Reproduce the material exactly, omitting nothing.

---------------

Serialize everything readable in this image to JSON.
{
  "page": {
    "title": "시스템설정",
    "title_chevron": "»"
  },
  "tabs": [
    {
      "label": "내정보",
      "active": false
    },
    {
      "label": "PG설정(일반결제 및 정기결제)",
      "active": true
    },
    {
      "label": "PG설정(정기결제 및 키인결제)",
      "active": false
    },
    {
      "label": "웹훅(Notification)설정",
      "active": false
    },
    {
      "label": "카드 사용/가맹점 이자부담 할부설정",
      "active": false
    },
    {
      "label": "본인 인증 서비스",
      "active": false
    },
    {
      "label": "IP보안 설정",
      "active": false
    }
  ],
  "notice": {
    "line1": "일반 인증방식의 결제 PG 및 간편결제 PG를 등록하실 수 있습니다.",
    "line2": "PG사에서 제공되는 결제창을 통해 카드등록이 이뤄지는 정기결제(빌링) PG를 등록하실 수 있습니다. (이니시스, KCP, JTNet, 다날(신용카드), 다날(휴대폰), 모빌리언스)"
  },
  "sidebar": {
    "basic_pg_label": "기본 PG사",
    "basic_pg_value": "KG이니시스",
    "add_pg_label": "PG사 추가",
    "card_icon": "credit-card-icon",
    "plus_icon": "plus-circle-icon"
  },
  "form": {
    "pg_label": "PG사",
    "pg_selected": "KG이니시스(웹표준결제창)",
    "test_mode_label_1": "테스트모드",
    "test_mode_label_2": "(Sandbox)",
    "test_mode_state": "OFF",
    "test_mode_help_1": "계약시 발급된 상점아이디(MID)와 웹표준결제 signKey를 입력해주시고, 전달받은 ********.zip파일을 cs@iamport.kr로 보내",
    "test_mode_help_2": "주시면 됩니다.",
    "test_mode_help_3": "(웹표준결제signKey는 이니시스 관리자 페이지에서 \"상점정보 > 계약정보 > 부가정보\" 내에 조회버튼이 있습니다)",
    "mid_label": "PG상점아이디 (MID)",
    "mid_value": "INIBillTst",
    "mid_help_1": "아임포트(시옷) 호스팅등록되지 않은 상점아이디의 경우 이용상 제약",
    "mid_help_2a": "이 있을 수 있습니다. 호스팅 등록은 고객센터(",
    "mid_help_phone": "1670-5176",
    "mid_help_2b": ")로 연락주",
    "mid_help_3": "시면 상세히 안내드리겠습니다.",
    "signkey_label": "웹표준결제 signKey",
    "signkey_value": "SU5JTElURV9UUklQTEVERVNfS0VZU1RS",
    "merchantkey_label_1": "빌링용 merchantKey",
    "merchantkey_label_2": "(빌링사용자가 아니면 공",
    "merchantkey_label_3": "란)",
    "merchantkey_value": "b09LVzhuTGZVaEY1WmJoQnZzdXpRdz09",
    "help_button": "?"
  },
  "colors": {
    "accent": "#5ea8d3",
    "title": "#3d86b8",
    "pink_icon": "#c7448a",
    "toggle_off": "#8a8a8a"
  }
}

---------------

→ **ANSWER TO THE EXERCISE**:
Serialize everything readable in this image to JSON.
{
  "page": {
    "title": "시스템설정",
    "title_chevron": "»"
  },
  "tabs": [
    {
      "label": "내정보",
      "active": false
    },
    {
      "label": "PG설정(일반결제 및 정기결제)",
      "active": true
    },
    {
      "label": "PG설정(정기결제 및 키인결제)",
      "active": false
    },
    {
      "label": "웹훅(Notification)설정",
      "active": false
    },
    {
      "label": "카드 사용/가맹점 이자부담 할부설정",
      "active": false
    },
    {
      "label": "본인 인증 서비스",
      "active": false
    },
    {
      "label": "IP보안 설정",
      "active": false
    }
  ],
  "notice": {
    "line1": "일반 인증방식의 결제 PG 및 간편결제 PG를 등록하실 수 있습니다.",
    "line2": "PG사에서 제공되는 결제창을 통해 카드등록이 이뤄지는 정기결제(빌링) PG를 등록하실 수 있습니다. (이니시스, KCP, JTNet, 다날(신용카드), 다날(휴대폰), 모빌리언스)"
  },
  "sidebar": {
    "basic_pg_label": "기본 PG사",
    "basic_pg_value": "KG이니시스",
    "add_pg_label": "PG사 추가",
    "card_icon": "credit-card-icon",
    "plus_icon": "plus-circle-icon"
  },
  "form": {
    "pg_label": "PG사",
    "pg_selected": "KG이니시스(웹표준결제창)",
    "test_mode_label_1": "테스트모드",
    "test_mode_label_2": "(Sandbox)",
    "test_mode_state": "OFF",
    "test_mode_help_1": "계약시 발급된 상점아이디(MID)와 웹표준결제 signKey를 입력해주시고, 전달받은 ********.zip파일을 cs@iamport.kr로 보내",
    "test_mode_help_2": "주시면 됩니다.",
    "test_mode_help_3": "(웹표준결제signKey는 이니시스 관리자 페이지에서 \"상점정보 > 계약정보 > 부가정보\" 내에 조회버튼이 있습니다)",
    "mid_label": "PG상점아이디 (MID)",
    "mid_value": "INIBillTst",
    "mid_help_1": "아임포트(시옷) 호스팅등록되지 않은 상점아이디의 경우 이용상 제약",
    "mid_help_2a": "이 있을 수 있습니다. 호스팅 등록은 고객센터(",
    "mid_help_phone": "1670-5176",
    "mid_help_2b": ")로 연락주",
    "mid_help_3": "시면 상세히 안내드리겠습니다.",
    "signkey_label": "웹표준결제 signKey",
    "signkey_value": "SU5JTElURV9UUklQTEVERVNfS0VZU1RS",
    "merchantkey_label_1": "빌링용 merchantKey",
    "merchantkey_label_2": "(빌링사용자가 아니면 공",
    "merchantkey_label_3": "란)",
    "merchantkey_value": "b09LVzhuTGZVaEY1WmJoQnZzdXpRdz09",
    "help_button": "?"
  },
  "colors": {
    "accent": "#5ea8d3",
    "title": "#3d86b8",
    "pink_icon": "#c7448a",
    "toggle_off": "#8a8a8a"
  }
}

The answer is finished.